Objective
Below is a listing; write it out exactly and drop any images from it.

++++++++++

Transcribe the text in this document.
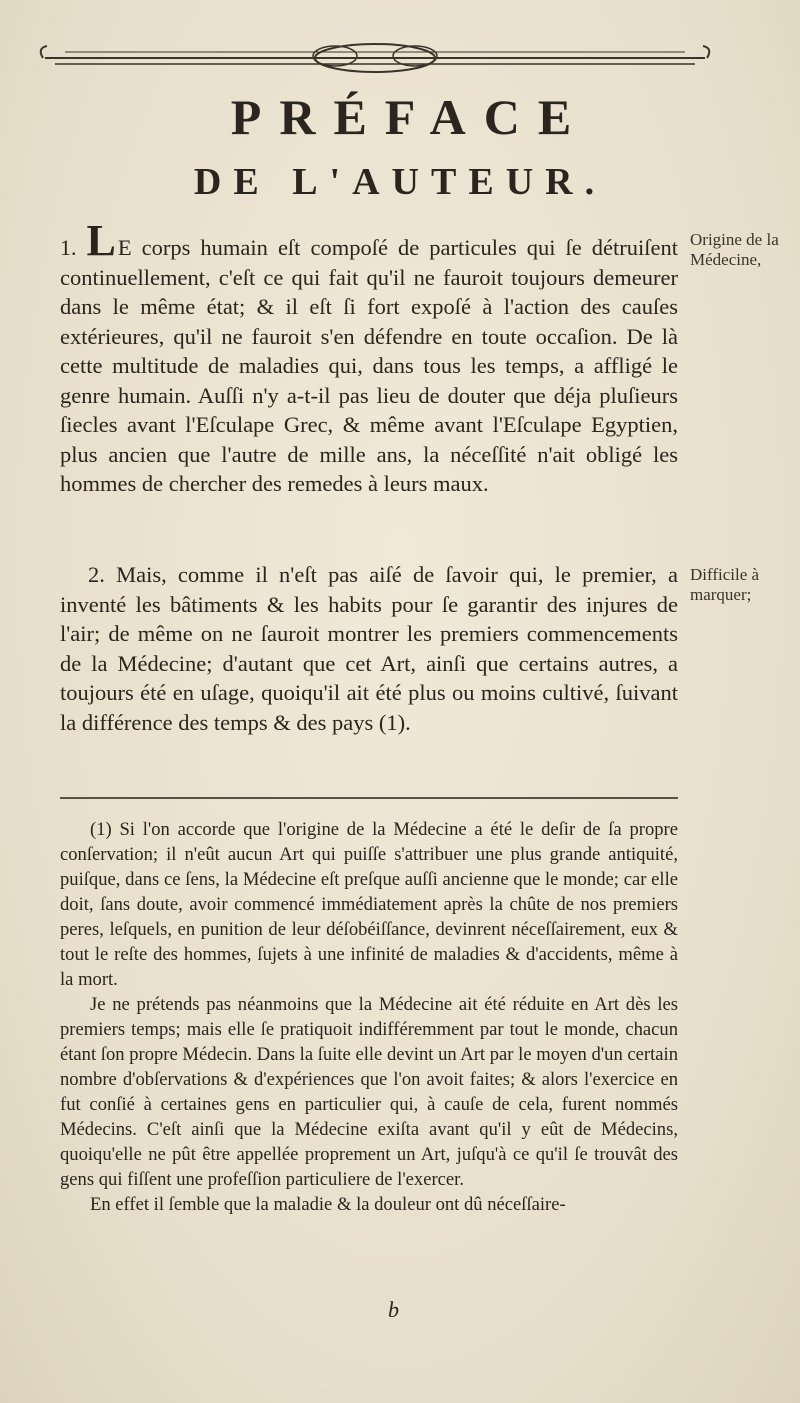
PRÉFACE
DE L'AUTEUR.
1. LE corps humain eſt compoſé de particules qui ſe détruiſent continuellement, c'eſt ce qui fait qu'il ne fauroit toujours demeurer dans le même état; & il eſt ſi fort expoſé à l'action des cauſes extérieures, qu'il ne fauroit s'en défendre en toute occaſion. De là cette multitude de maladies qui, dans tous les temps, a affligé le genre humain. Auſſi n'y a-t-il pas lieu de douter que déja pluſieurs ſiecles avant l'Eſculape Grec, & même avant l'Eſculape Egyptien, plus ancien que l'autre de mille ans, la néceſſité n'ait obligé les hommes de chercher des remedes à leurs maux.
2. Mais, comme il n'eſt pas aiſé de ſavoir qui, le premier, a inventé les bâtiments & les habits pour ſe garantir des injures de l'air; de même on ne ſauroit montrer les premiers commencements de la Médecine; d'autant que cet Art, ainſi que certains autres, a toujours été en uſage, quoiqu'il ait été plus ou moins cultivé, ſuivant la différence des temps & des pays (1).
Origine de la Médecine,
Difficile à marquer;

(1) Si l'on accorde que l'origine de la Médecine a été le deſir de ſa propre conſervation; il n'eût aucun Art qui puiſſe s'attribuer une plus grande antiquité, puiſque, dans ce ſens, la Médecine eſt preſque auſſi ancienne que le monde; car elle doit, ſans doute, avoir commencé immédiatement après la chûte de nos premiers peres, leſquels, en punition de leur déſobéiſſance, devinrent néceſſairement, eux & tout le reſte des hommes, ſujets à une infinité de maladies & d'accidents, même à la mort.

Je ne prétends pas néanmoins que la Médecine ait été réduite en Art dès les premiers temps; mais elle ſe pratiquoit indifféremment par tout le monde, chacun étant ſon propre Médecin. Dans la ſuite elle devint un Art par le moyen d'un certain nombre d'obſervations & d'expériences que l'on avoit faites; & alors l'exercice en fut conſié à certaines gens en particulier qui, à cauſe de cela, furent nommés Médecins. C'eſt ainſi que la Médecine exiſta avant qu'il y eût de Médecins, quoiqu'elle ne pût être appellée proprement un Art, juſqu'à ce qu'il ſe trouvât des gens qui fiſſent une profeſſion particuliere de l'exercer.

En effet il ſemble que la maladie & la douleur ont dû néceſſaire-

b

++++++++++

Solution
Transcribe the text in this document.
PRÉFACE
DE L'AUTEUR.
1. LE corps humain eſt compoſé de particules qui ſe détruiſent continuellement, c'eſt ce qui fait qu'il ne fauroit toujours demeurer dans le même état; & il eſt ſi fort expoſé à l'action des cauſes extérieures, qu'il ne fauroit s'en défendre en toute occaſion. De là cette multitude de maladies qui, dans tous les temps, a affligé le genre humain. Auſſi n'y a-t-il pas lieu de douter que déja pluſieurs ſiecles avant l'Eſculape Grec, & même avant l'Eſculape Egyptien, plus ancien que l'autre de mille ans, la néceſſité n'ait obligé les hommes de chercher des remedes à leurs maux.
2. Mais, comme il n'eſt pas aiſé de ſavoir qui, le premier, a inventé les bâtiments & les habits pour ſe garantir des injures de l'air; de même on ne ſauroit montrer les premiers commencements de la Médecine; d'autant que cet Art, ainſi que certains autres, a toujours été en uſage, quoiqu'il ait été plus ou moins cultivé, ſuivant la différence des temps & des pays (1).
Origine de la Médecine,
Difficile à marquer;

(1) Si l'on accorde que l'origine de la Médecine a été le deſir de ſa propre conſervation; il n'eût aucun Art qui puiſſe s'attribuer une plus grande antiquité, puiſque, dans ce ſens, la Médecine eſt preſque auſſi ancienne que le monde; car elle doit, ſans doute, avoir commencé immédiatement après la chûte de nos premiers peres, leſquels, en punition de leur déſobéiſſance, devinrent néceſſairement, eux & tout le reſte des hommes, ſujets à une infinité de maladies & d'accidents, même à la mort.

Je ne prétends pas néanmoins que la Médecine ait été réduite en Art dès les premiers temps; mais elle ſe pratiquoit indifféremment par tout le monde, chacun étant ſon propre Médecin. Dans la ſuite elle devint un Art par le moyen d'un certain nombre d'obſervations & d'expériences que l'on avoit faites; & alors l'exercice en fut conſié à certaines gens en particulier qui, à cauſe de cela, furent nommés Médecins. C'eſt ainſi que la Médecine exiſta avant qu'il y eût de Médecins, quoiqu'elle ne pût être appellée proprement un Art, juſqu'à ce qu'il ſe trouvât des gens qui fiſſent une profeſſion particuliere de l'exercer.

En effet il ſemble que la maladie & la douleur ont dû néceſſaire-

b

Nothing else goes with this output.